**MATERIAL FOR THIS EXERCISE:**
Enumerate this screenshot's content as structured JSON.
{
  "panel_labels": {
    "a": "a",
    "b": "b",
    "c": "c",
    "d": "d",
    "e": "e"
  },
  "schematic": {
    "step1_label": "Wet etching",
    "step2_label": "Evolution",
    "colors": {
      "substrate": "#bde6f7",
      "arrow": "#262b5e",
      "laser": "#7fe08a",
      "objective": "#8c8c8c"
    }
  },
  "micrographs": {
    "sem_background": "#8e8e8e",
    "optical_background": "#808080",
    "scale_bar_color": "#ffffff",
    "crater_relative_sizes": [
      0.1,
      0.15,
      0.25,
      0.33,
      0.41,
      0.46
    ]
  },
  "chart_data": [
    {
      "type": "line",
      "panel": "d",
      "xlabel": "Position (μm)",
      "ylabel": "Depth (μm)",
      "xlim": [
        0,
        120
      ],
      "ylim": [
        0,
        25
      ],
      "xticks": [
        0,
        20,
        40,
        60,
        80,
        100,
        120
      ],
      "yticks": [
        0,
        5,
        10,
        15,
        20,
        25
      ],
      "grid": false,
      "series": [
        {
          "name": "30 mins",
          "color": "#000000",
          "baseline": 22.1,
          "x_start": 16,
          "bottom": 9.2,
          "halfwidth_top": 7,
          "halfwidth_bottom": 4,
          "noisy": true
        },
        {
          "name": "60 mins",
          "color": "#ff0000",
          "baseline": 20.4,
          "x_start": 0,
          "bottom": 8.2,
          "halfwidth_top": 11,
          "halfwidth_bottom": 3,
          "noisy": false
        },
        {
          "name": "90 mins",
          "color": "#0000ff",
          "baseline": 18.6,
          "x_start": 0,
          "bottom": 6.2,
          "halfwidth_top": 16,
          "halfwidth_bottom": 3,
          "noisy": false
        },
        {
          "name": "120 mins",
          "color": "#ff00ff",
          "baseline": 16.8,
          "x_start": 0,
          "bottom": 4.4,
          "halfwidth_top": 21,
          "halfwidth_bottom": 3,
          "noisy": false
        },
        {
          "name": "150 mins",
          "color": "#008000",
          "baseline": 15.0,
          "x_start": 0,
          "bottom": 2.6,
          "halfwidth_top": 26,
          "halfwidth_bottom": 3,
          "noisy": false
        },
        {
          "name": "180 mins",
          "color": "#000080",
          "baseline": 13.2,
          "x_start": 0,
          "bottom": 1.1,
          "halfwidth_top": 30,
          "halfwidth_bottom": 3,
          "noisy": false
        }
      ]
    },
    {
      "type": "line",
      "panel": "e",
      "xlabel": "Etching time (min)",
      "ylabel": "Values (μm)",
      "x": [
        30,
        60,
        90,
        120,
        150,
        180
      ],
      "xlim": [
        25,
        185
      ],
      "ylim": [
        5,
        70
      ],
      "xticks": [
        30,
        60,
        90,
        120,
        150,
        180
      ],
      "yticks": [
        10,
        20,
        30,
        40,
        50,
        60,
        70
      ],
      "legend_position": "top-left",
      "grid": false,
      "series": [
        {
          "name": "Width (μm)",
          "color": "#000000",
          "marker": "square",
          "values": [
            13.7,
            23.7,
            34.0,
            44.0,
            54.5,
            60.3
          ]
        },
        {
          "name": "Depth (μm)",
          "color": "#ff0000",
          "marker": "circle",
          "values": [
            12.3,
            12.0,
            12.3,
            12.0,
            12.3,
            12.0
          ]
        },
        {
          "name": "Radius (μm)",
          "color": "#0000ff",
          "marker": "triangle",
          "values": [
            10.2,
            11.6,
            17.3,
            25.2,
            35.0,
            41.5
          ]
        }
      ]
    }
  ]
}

---

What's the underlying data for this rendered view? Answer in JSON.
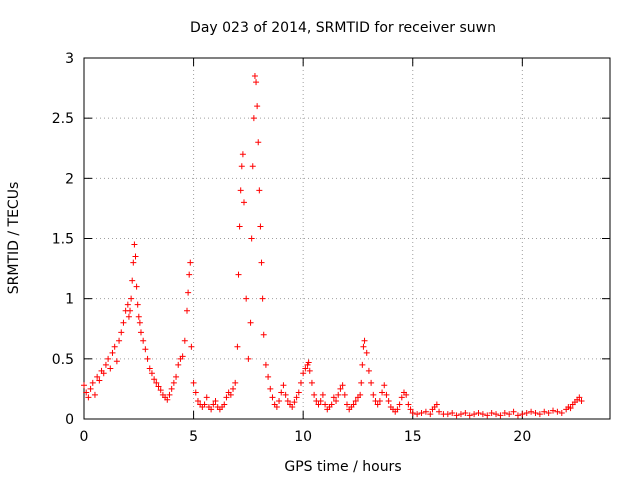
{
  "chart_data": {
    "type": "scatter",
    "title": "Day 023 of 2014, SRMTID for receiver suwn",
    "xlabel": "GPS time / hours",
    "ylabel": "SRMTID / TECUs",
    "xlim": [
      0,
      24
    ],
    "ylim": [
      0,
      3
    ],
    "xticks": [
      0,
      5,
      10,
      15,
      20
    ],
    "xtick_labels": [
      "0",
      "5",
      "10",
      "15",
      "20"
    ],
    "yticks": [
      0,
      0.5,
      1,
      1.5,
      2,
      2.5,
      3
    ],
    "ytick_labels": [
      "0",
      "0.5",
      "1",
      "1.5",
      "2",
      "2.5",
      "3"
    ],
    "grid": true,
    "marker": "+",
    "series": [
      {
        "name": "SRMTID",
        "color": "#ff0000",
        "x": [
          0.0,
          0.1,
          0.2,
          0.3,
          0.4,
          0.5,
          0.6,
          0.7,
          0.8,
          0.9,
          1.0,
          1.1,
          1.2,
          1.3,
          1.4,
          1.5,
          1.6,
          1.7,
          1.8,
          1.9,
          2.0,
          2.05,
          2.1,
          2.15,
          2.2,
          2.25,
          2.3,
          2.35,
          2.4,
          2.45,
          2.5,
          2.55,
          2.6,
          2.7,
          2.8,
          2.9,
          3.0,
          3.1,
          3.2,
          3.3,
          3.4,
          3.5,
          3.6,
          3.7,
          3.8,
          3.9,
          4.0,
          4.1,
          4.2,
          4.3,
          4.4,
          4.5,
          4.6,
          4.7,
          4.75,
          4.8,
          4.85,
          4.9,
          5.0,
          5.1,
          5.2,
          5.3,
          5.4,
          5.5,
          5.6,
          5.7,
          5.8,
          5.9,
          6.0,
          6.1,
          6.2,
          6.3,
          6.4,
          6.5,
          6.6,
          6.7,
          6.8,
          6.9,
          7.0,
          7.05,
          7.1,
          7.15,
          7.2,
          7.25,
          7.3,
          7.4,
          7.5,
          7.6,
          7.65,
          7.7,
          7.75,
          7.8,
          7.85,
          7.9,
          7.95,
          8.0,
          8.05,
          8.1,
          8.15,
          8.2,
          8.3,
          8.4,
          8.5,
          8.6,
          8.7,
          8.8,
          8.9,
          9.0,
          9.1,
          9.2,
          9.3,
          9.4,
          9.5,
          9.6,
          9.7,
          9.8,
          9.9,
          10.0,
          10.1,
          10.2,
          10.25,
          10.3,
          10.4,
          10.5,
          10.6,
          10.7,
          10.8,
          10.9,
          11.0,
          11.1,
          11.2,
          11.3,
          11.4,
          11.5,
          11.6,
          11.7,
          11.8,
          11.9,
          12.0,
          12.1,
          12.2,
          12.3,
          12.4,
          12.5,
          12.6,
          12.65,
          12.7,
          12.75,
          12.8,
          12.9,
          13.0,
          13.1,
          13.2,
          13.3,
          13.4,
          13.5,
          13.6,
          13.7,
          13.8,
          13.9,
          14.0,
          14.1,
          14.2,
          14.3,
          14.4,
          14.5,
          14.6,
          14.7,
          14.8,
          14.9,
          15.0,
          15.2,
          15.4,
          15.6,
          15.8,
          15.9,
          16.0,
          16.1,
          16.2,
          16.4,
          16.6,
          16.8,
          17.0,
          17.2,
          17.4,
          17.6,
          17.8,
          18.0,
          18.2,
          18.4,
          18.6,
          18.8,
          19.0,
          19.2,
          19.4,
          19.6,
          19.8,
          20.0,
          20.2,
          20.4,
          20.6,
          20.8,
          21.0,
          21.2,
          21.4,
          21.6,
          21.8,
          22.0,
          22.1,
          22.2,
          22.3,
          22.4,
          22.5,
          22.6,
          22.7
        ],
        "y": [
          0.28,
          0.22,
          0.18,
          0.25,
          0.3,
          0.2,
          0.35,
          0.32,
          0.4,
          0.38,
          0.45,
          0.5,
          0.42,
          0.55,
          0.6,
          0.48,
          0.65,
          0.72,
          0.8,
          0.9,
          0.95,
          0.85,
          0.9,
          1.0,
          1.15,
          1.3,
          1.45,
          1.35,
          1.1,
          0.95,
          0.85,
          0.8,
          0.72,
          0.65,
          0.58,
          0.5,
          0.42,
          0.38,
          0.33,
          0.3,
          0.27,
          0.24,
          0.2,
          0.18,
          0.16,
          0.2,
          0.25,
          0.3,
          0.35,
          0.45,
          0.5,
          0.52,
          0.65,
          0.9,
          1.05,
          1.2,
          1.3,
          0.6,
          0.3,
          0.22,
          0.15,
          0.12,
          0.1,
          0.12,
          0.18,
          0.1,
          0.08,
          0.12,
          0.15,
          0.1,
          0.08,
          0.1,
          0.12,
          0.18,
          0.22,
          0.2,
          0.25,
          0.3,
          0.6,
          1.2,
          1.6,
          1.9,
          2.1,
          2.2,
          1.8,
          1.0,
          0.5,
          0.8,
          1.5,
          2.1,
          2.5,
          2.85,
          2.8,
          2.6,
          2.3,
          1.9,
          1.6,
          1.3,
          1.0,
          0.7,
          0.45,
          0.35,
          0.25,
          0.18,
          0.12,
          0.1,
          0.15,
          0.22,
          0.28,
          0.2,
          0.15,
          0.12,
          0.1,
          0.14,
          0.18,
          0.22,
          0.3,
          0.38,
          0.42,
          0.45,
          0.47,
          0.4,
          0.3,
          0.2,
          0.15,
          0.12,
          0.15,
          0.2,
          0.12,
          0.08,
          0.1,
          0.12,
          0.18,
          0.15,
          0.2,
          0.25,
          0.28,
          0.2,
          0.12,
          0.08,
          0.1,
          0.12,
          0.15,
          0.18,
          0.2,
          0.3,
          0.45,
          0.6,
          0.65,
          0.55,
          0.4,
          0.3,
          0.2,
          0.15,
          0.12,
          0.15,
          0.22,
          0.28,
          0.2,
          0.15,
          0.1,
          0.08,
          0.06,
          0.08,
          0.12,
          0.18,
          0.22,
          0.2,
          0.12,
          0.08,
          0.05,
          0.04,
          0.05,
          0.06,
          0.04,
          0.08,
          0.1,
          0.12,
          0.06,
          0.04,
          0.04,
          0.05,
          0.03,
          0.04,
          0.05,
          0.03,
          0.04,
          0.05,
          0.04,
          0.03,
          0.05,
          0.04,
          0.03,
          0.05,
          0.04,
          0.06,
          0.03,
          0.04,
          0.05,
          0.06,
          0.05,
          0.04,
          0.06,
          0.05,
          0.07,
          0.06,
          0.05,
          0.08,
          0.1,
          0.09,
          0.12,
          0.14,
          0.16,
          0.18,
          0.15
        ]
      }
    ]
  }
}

---

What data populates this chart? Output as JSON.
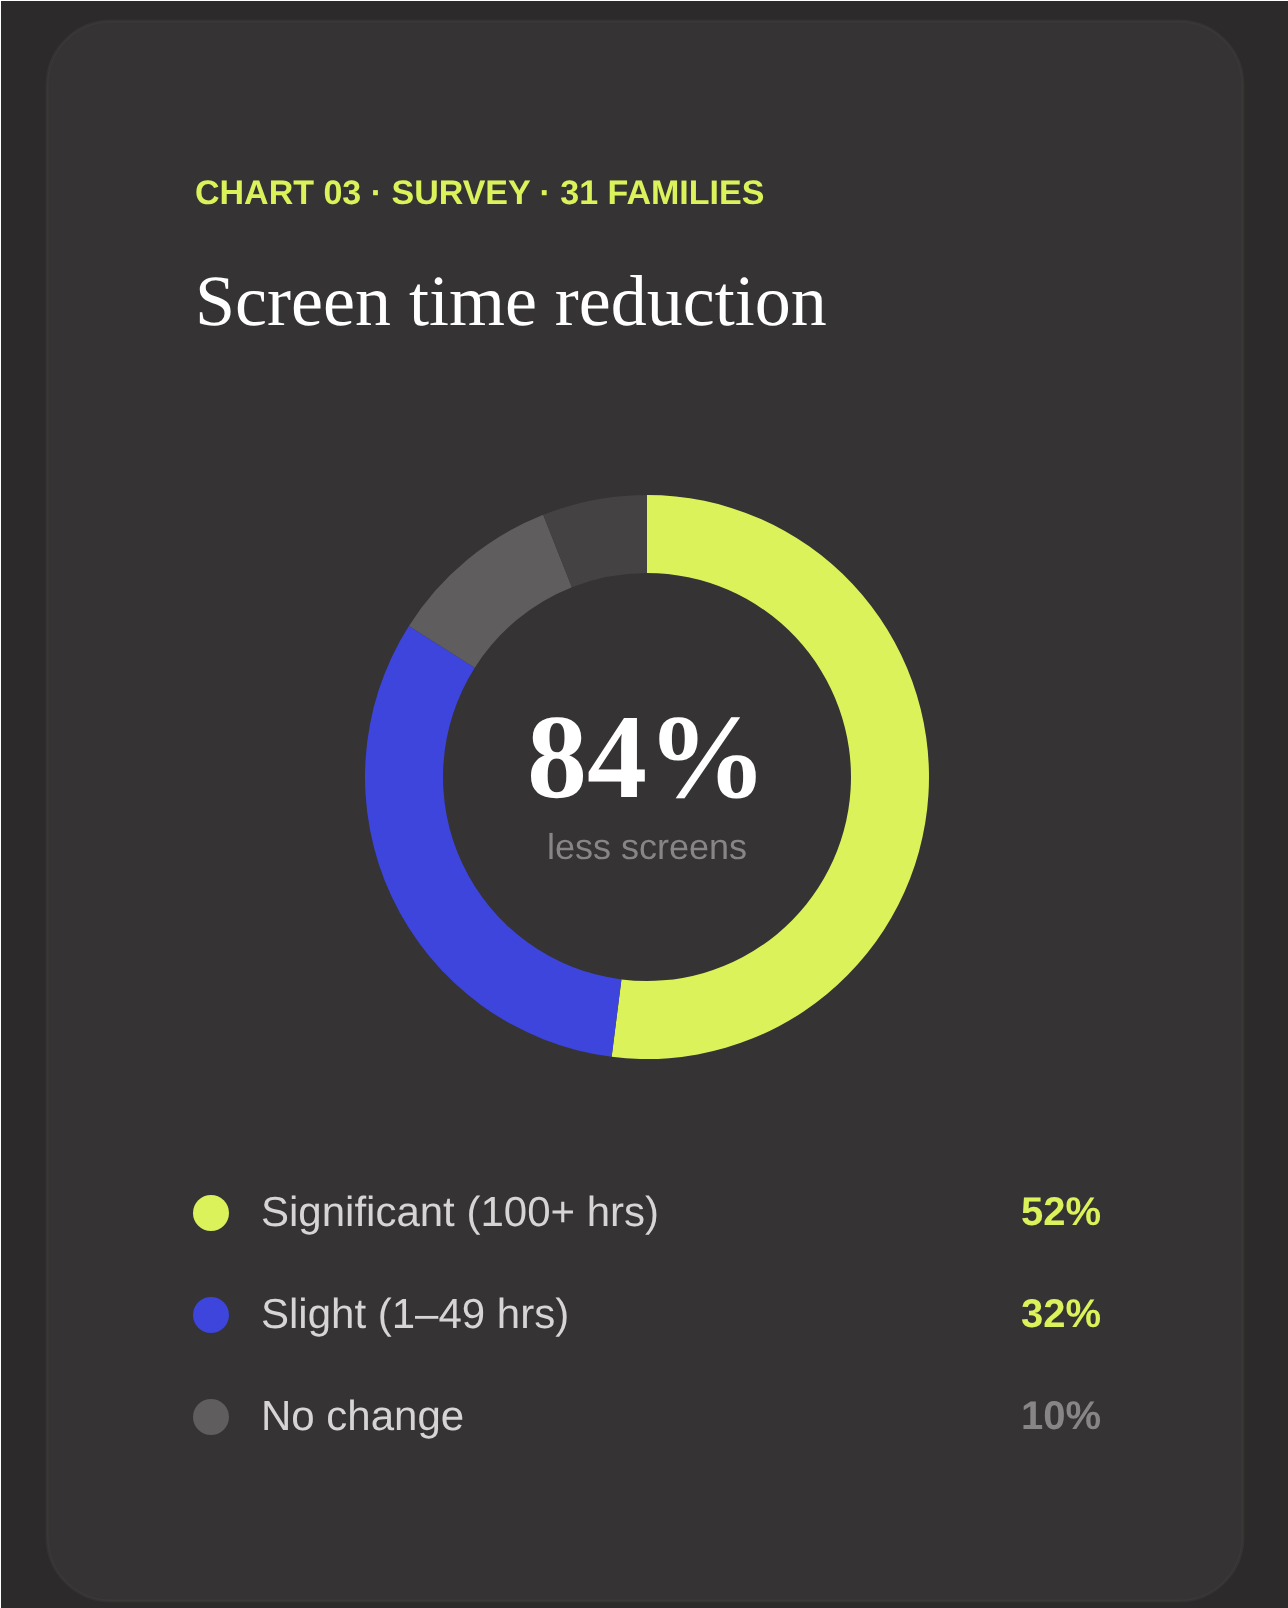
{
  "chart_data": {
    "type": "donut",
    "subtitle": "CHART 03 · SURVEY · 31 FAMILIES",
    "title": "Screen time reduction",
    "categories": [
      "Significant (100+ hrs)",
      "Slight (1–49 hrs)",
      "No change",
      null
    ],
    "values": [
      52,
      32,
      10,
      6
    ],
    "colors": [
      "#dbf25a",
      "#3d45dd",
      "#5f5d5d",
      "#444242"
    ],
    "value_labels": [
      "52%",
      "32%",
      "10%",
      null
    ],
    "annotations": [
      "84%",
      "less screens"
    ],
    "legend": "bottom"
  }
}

**TASK STATEMENT:** Check each line above for "baseline" and return the ones that have it.

**FULL OUTPUT:**
          "baseline": 22.1,
          "baseline": 20.4,
          "baseline": 18.6,
          "baseline": 16.8,
          "baseline": 15.0,
          "baseline": 13.2,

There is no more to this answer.